* **RECORDS FOR PROCESSING**:
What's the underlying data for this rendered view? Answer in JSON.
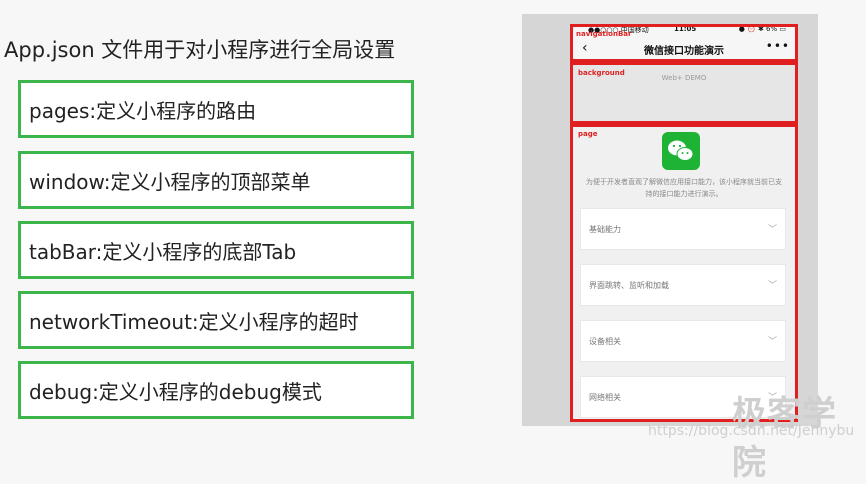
{
  "title": "App.json 文件用于对小程序进行全局设置",
  "config_items": [
    {
      "label": "pages:定义小程序的路由"
    },
    {
      "label": "window:定义小程序的顶部菜单"
    },
    {
      "label": "tabBar:定义小程序的底部Tab"
    },
    {
      "label": "networkTimeout:定义小程序的超时"
    },
    {
      "label": "debug:定义小程序的debug模式"
    }
  ],
  "phone": {
    "status": {
      "carrier": "●●○○○ 中国移动 ",
      "time": "11:05",
      "battery": "● ⏰ ✱ 6% ▭"
    },
    "navbar": {
      "back_icon": "‹",
      "title": "微信接口功能演示",
      "more_icon": "•••"
    },
    "labels": {
      "navigation_bar": "navigationBar",
      "background": "background",
      "page": "page"
    },
    "background_text": "Web+ DEMO",
    "page": {
      "description": "为便于开发者直观了解微信应用接口能力，该小程序就当前已支持的接口能力进行演示。",
      "menu": [
        {
          "label": "基础能力"
        },
        {
          "label": "界面跳转、监听和加载"
        },
        {
          "label": "设备相关"
        },
        {
          "label": "网络相关"
        }
      ]
    }
  },
  "watermark": {
    "brand": "极客学院",
    "url": "https://blog.csdn.net/Jennybu"
  },
  "colors": {
    "green_border": "#3cb54a",
    "red_frame": "#e02020",
    "wechat_green": "#1fb336"
  }
}
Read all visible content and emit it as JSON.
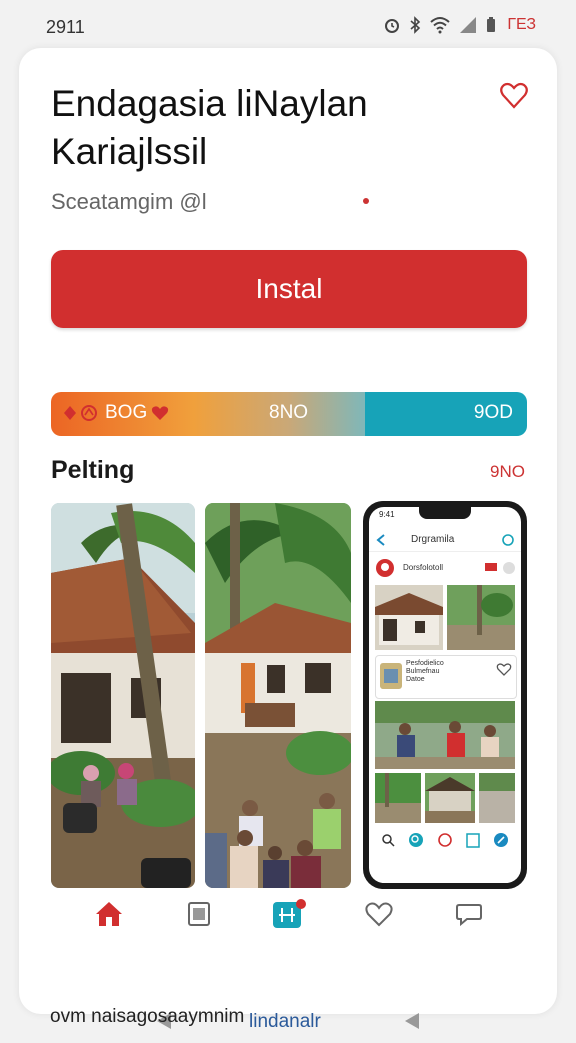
{
  "status": {
    "time": "2911",
    "battery": "ГЕЗ"
  },
  "app": {
    "title": "Endagasia liNaylan Kariajlssil",
    "developer": "Sceatamgim @l",
    "install_label": "Instal",
    "accent": "#d12f2f"
  },
  "stats": {
    "rating": "BOG",
    "downloads": "8NO",
    "age": "9OD"
  },
  "screenshots": {
    "title": "Pelting",
    "more": "9NO",
    "phone": {
      "time": "9:41",
      "title": "Drgramila",
      "row_text": "Dorsfolotoll",
      "card_text": "Pesfodielico\nBulmefnau\nDatoe"
    }
  },
  "nav": [
    "home-icon",
    "apps-icon",
    "updates-icon",
    "wishlist-icon",
    "chat-icon"
  ],
  "bottom": {
    "label": "lindanalr"
  },
  "footer": {
    "text": "ovm naisagosaaymnim"
  }
}
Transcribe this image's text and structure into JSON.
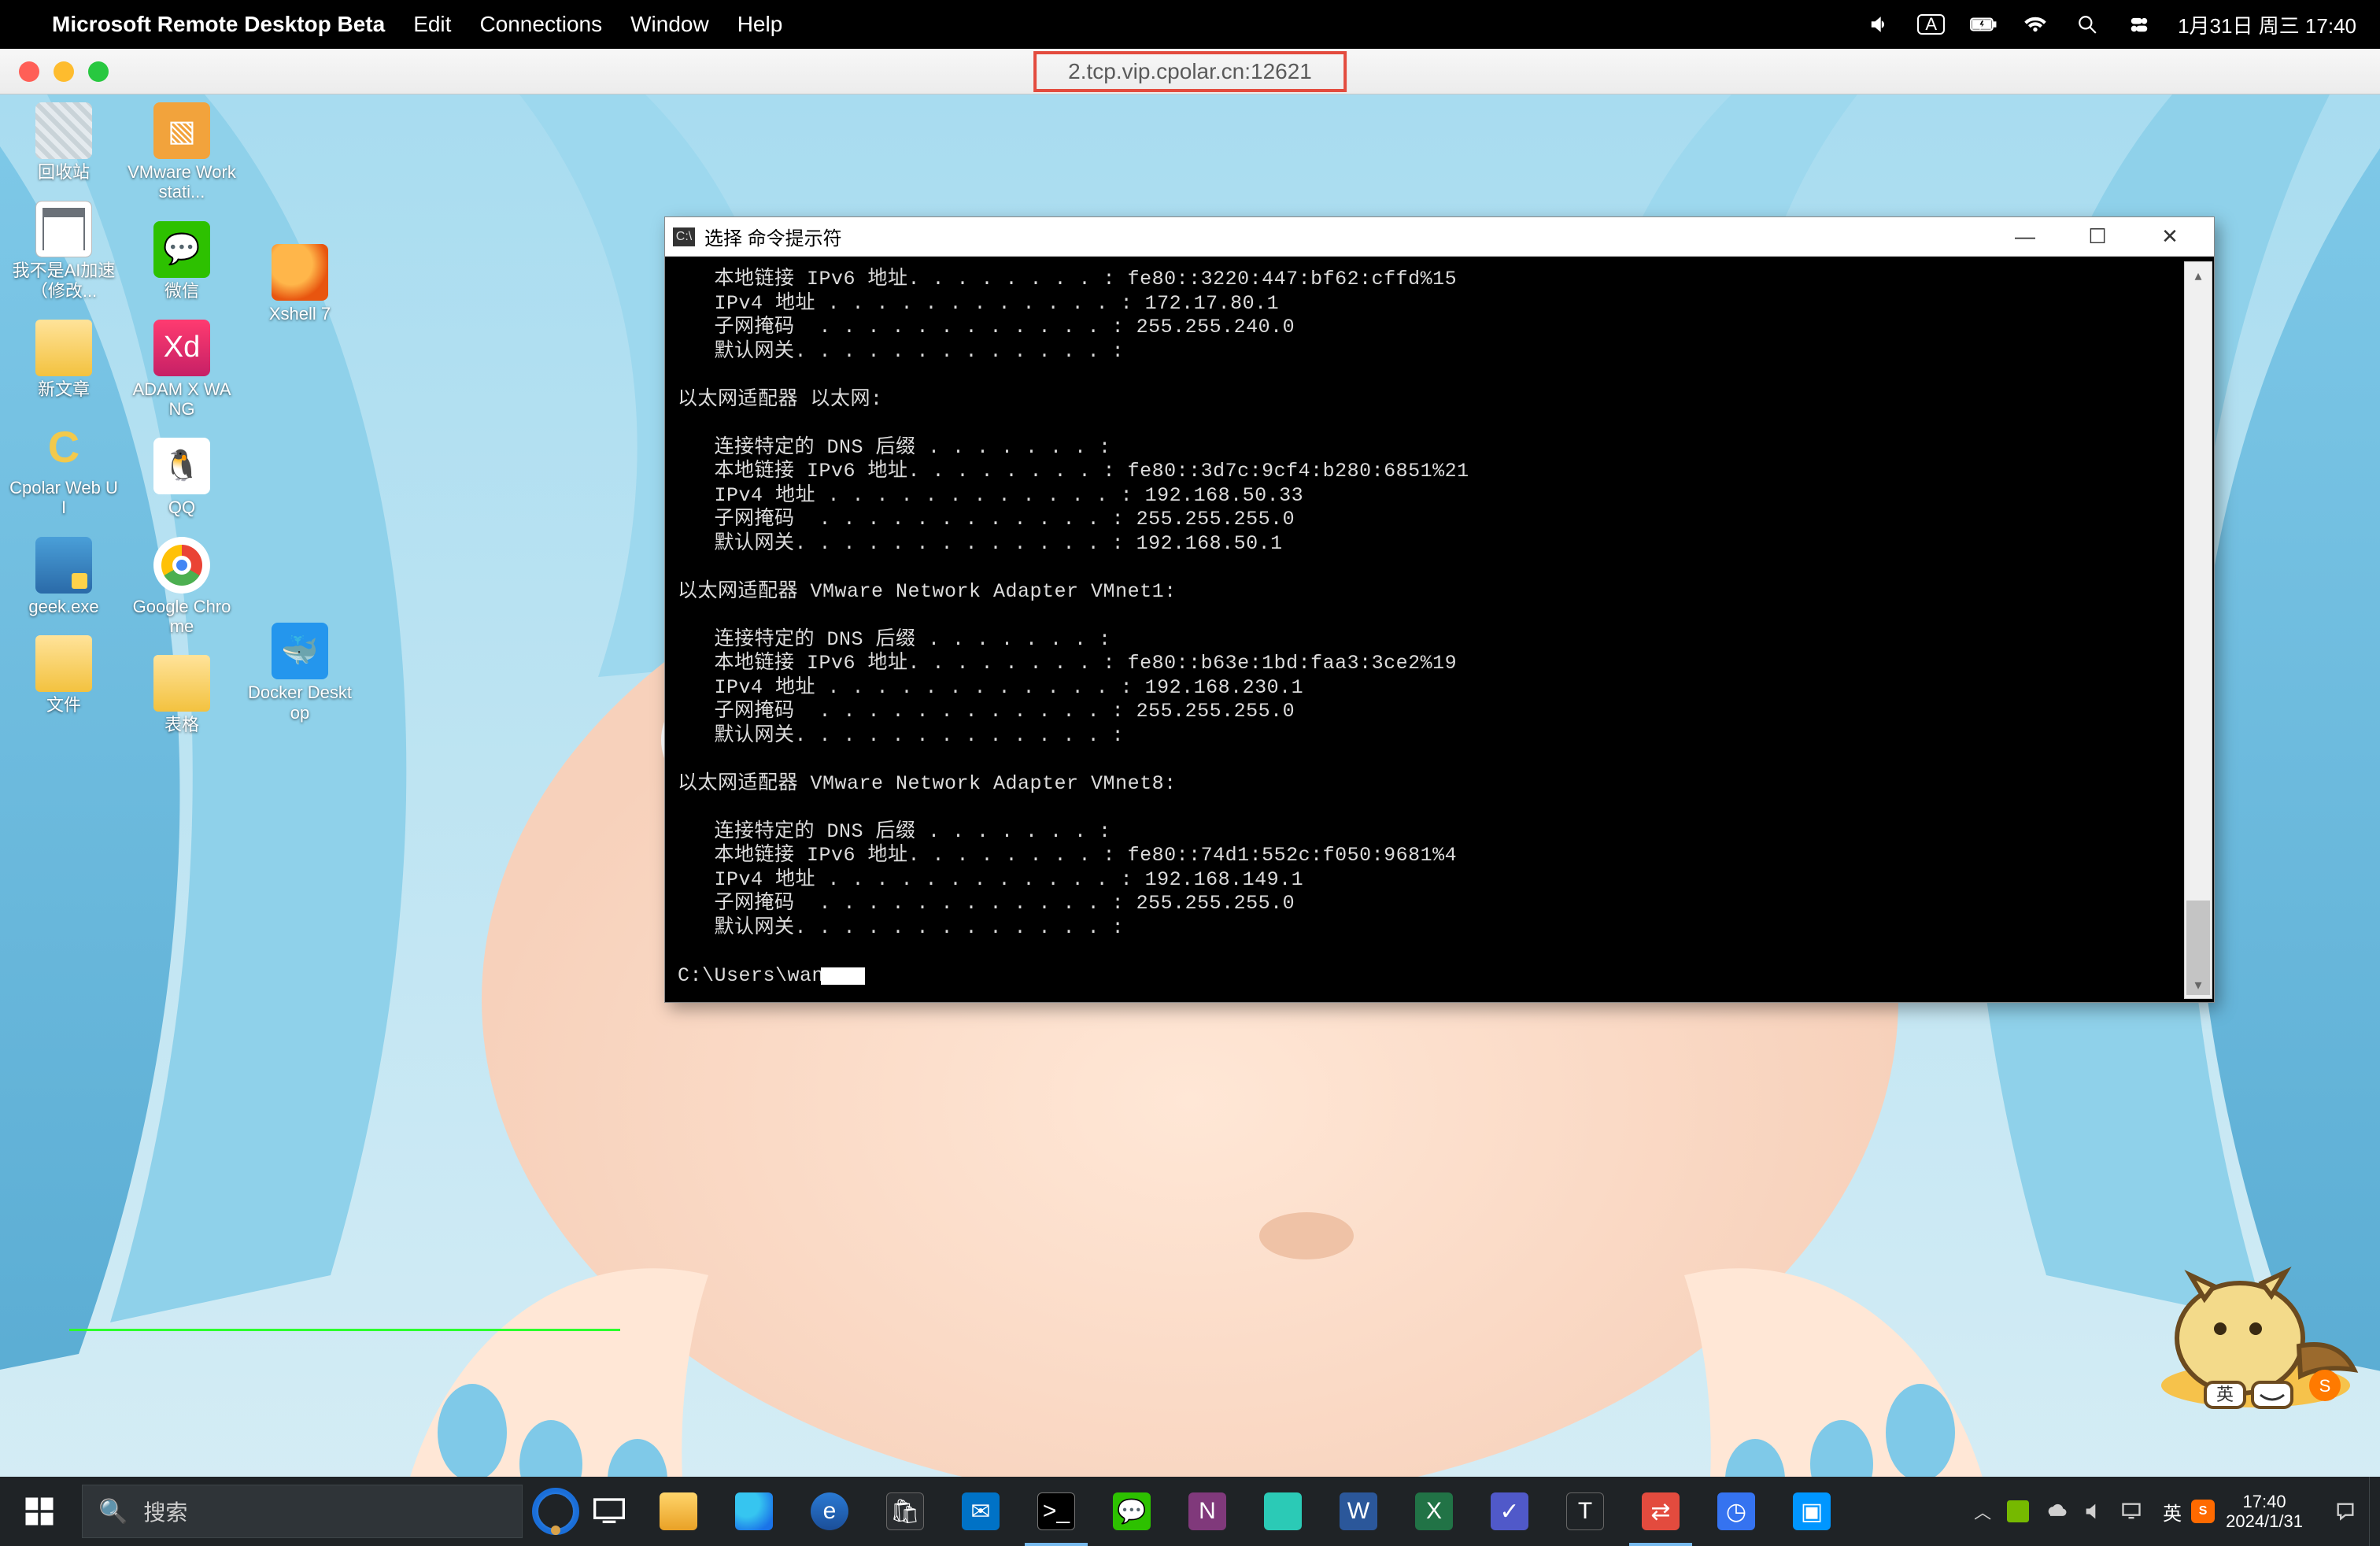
{
  "mac": {
    "app_name": "Microsoft Remote Desktop Beta",
    "menu": {
      "edit": "Edit",
      "connections": "Connections",
      "window": "Window",
      "help": "Help"
    },
    "status": {
      "input_mode": "A",
      "date_time": "1月31日 周三  17:40"
    },
    "title_center": "2.tcp.vip.cpolar.cn:12621"
  },
  "desktop_icons": {
    "col1": [
      {
        "id": "recycle-bin",
        "label": "回收站"
      },
      {
        "id": "ai-txt",
        "label": "我不是AI加速（修改..."
      },
      {
        "id": "new-folder",
        "label": "新文章"
      },
      {
        "id": "cpolar",
        "label": "Cpolar Web UI"
      },
      {
        "id": "geek",
        "label": "geek.exe"
      },
      {
        "id": "files",
        "label": "文件"
      }
    ],
    "col2": [
      {
        "id": "vmware",
        "label": "VMware Workstati..."
      },
      {
        "id": "wechat",
        "label": "微信"
      },
      {
        "id": "adamx",
        "label": "ADAM X WANG"
      },
      {
        "id": "qq",
        "label": "QQ"
      },
      {
        "id": "chrome",
        "label": "Google Chrome"
      },
      {
        "id": "tables",
        "label": "表格"
      }
    ],
    "col3": [
      {
        "id": "xshell",
        "label": "Xshell 7"
      },
      {
        "id": "docker",
        "label": "Docker Desktop"
      }
    ]
  },
  "cmd": {
    "title": "选择 命令提示符",
    "body": "   本地链接 IPv6 地址. . . . . . . . : fe80::3220:447:bf62:cffd%15\n   IPv4 地址 . . . . . . . . . . . . : 172.17.80.1\n   子网掩码  . . . . . . . . . . . . : 255.255.240.0\n   默认网关. . . . . . . . . . . . . :\n\n以太网适配器 以太网:\n\n   连接特定的 DNS 后缀 . . . . . . . :\n   本地链接 IPv6 地址. . . . . . . . : fe80::3d7c:9cf4:b280:6851%21\n   IPv4 地址 . . . . . . . . . . . . : 192.168.50.33\n   子网掩码  . . . . . . . . . . . . : 255.255.255.0\n   默认网关. . . . . . . . . . . . . : 192.168.50.1\n\n以太网适配器 VMware Network Adapter VMnet1:\n\n   连接特定的 DNS 后缀 . . . . . . . :\n   本地链接 IPv6 地址. . . . . . . . : fe80::b63e:1bd:faa3:3ce2%19\n   IPv4 地址 . . . . . . . . . . . . : 192.168.230.1\n   子网掩码  . . . . . . . . . . . . : 255.255.255.0\n   默认网关. . . . . . . . . . . . . :\n\n以太网适配器 VMware Network Adapter VMnet8:\n\n   连接特定的 DNS 后缀 . . . . . . . :\n   本地链接 IPv6 地址. . . . . . . . : fe80::74d1:552c:f050:9681%4\n   IPv4 地址 . . . . . . . . . . . . : 192.168.149.1\n   子网掩码  . . . . . . . . . . . . : 255.255.255.0\n   默认网关. . . . . . . . . . . . . :\n\nC:\\Users\\wang>"
  },
  "taskbar": {
    "search_placeholder": "搜索",
    "lang": "英",
    "clock_time": "17:40",
    "clock_date": "2024/1/31",
    "sogou_ime": "英"
  }
}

* **TO DO**:
The listing above must be printed again exactly, minus its pictures.

* **COMPLETE RESPONSE**:
What's the underlying data for this rendered view? Answer in JSON.
{
  "title": "App.json 文件用于对小程序进行全局设置",
  "config_items": [
    {
      "label": "pages:定义小程序的路由"
    },
    {
      "label": "window:定义小程序的顶部菜单"
    },
    {
      "label": "tabBar:定义小程序的底部Tab"
    },
    {
      "label": "networkTimeout:定义小程序的超时"
    },
    {
      "label": "debug:定义小程序的debug模式"
    }
  ],
  "phone": {
    "status": {
      "carrier": "●●○○○ 中国移动 ",
      "time": "11:05",
      "battery": "● ⏰ ✱ 6% ▭"
    },
    "navbar": {
      "back_icon": "‹",
      "title": "微信接口功能演示",
      "more_icon": "•••"
    },
    "labels": {
      "navigation_bar": "navigationBar",
      "background": "background",
      "page": "page"
    },
    "background_text": "Web+ DEMO",
    "page": {
      "description": "为便于开发者直观了解微信应用接口能力，该小程序就当前已支持的接口能力进行演示。",
      "menu": [
        {
          "label": "基础能力"
        },
        {
          "label": "界面跳转、监听和加载"
        },
        {
          "label": "设备相关"
        },
        {
          "label": "网络相关"
        }
      ]
    }
  },
  "watermark": {
    "brand": "极客学院",
    "url": "https://blog.csdn.net/Jennybu"
  },
  "colors": {
    "green_border": "#3cb54a",
    "red_frame": "#e02020",
    "wechat_green": "#1fb336"
  }
}
Read all visible content and emit it as JSON.
{
  "status": {
    "time": "2911",
    "battery": "ГЕЗ"
  },
  "app": {
    "title": "Endagasia liNaylan Kariajlssil",
    "developer": "Sceatamgim @l",
    "install_label": "Instal",
    "accent": "#d12f2f"
  },
  "stats": {
    "rating": "BOG",
    "downloads": "8NO",
    "age": "9OD"
  },
  "screenshots": {
    "title": "Pelting",
    "more": "9NO",
    "phone": {
      "time": "9:41",
      "title": "Drgramila",
      "row_text": "Dorsfolotoll",
      "card_text": "Pesfodielico\nBulmefnau\nDatoe"
    }
  },
  "nav": [
    "home-icon",
    "apps-icon",
    "updates-icon",
    "wishlist-icon",
    "chat-icon"
  ],
  "bottom": {
    "label": "lindanalr"
  },
  "footer": {
    "text": "ovm naisagosaaymnim"
  }
}
Transcribe this image's text and structure into JSON.
{
  "mac": {
    "app_name": "Microsoft Remote Desktop Beta",
    "menu": {
      "edit": "Edit",
      "connections": "Connections",
      "window": "Window",
      "help": "Help"
    },
    "status": {
      "input_mode": "A",
      "date_time": "1月31日 周三  17:40"
    },
    "title_center": "2.tcp.vip.cpolar.cn:12621"
  },
  "desktop_icons": {
    "col1": [
      {
        "id": "recycle-bin",
        "label": "回收站"
      },
      {
        "id": "ai-txt",
        "label": "我不是AI加速（修改..."
      },
      {
        "id": "new-folder",
        "label": "新文章"
      },
      {
        "id": "cpolar",
        "label": "Cpolar Web UI"
      },
      {
        "id": "geek",
        "label": "geek.exe"
      },
      {
        "id": "files",
        "label": "文件"
      }
    ],
    "col2": [
      {
        "id": "vmware",
        "label": "VMware Workstati..."
      },
      {
        "id": "wechat",
        "label": "微信"
      },
      {
        "id": "adamx",
        "label": "ADAM X WANG"
      },
      {
        "id": "qq",
        "label": "QQ"
      },
      {
        "id": "chrome",
        "label": "Google Chrome"
      },
      {
        "id": "tables",
        "label": "表格"
      }
    ],
    "col3": [
      {
        "id": "xshell",
        "label": "Xshell 7"
      },
      {
        "id": "docker",
        "label": "Docker Desktop"
      }
    ]
  },
  "cmd": {
    "title": "选择 命令提示符",
    "body": "   本地链接 IPv6 地址. . . . . . . . : fe80::3220:447:bf62:cffd%15\n   IPv4 地址 . . . . . . . . . . . . : 172.17.80.1\n   子网掩码  . . . . . . . . . . . . : 255.255.240.0\n   默认网关. . . . . . . . . . . . . :\n\n以太网适配器 以太网:\n\n   连接特定的 DNS 后缀 . . . . . . . :\n   本地链接 IPv6 地址. . . . . . . . : fe80::3d7c:9cf4:b280:6851%21\n   IPv4 地址 . . . . . . . . . . . . : 192.168.50.33\n   子网掩码  . . . . . . . . . . . . : 255.255.255.0\n   默认网关. . . . . . . . . . . . . : 192.168.50.1\n\n以太网适配器 VMware Network Adapter VMnet1:\n\n   连接特定的 DNS 后缀 . . . . . . . :\n   本地链接 IPv6 地址. . . . . . . . : fe80::b63e:1bd:faa3:3ce2%19\n   IPv4 地址 . . . . . . . . . . . . : 192.168.230.1\n   子网掩码  . . . . . . . . . . . . : 255.255.255.0\n   默认网关. . . . . . . . . . . . . :\n\n以太网适配器 VMware Network Adapter VMnet8:\n\n   连接特定的 DNS 后缀 . . . . . . . :\n   本地链接 IPv6 地址. . . . . . . . : fe80::74d1:552c:f050:9681%4\n   IPv4 地址 . . . . . . . . . . . . : 192.168.149.1\n   子网掩码  . . . . . . . . . . . . : 255.255.255.0\n   默认网关. . . . . . . . . . . . . :\n\nC:\\Users\\wang>"
  },
  "taskbar": {
    "search_placeholder": "搜索",
    "lang": "英",
    "clock_time": "17:40",
    "clock_date": "2024/1/31",
    "sogou_ime": "英"
  }
}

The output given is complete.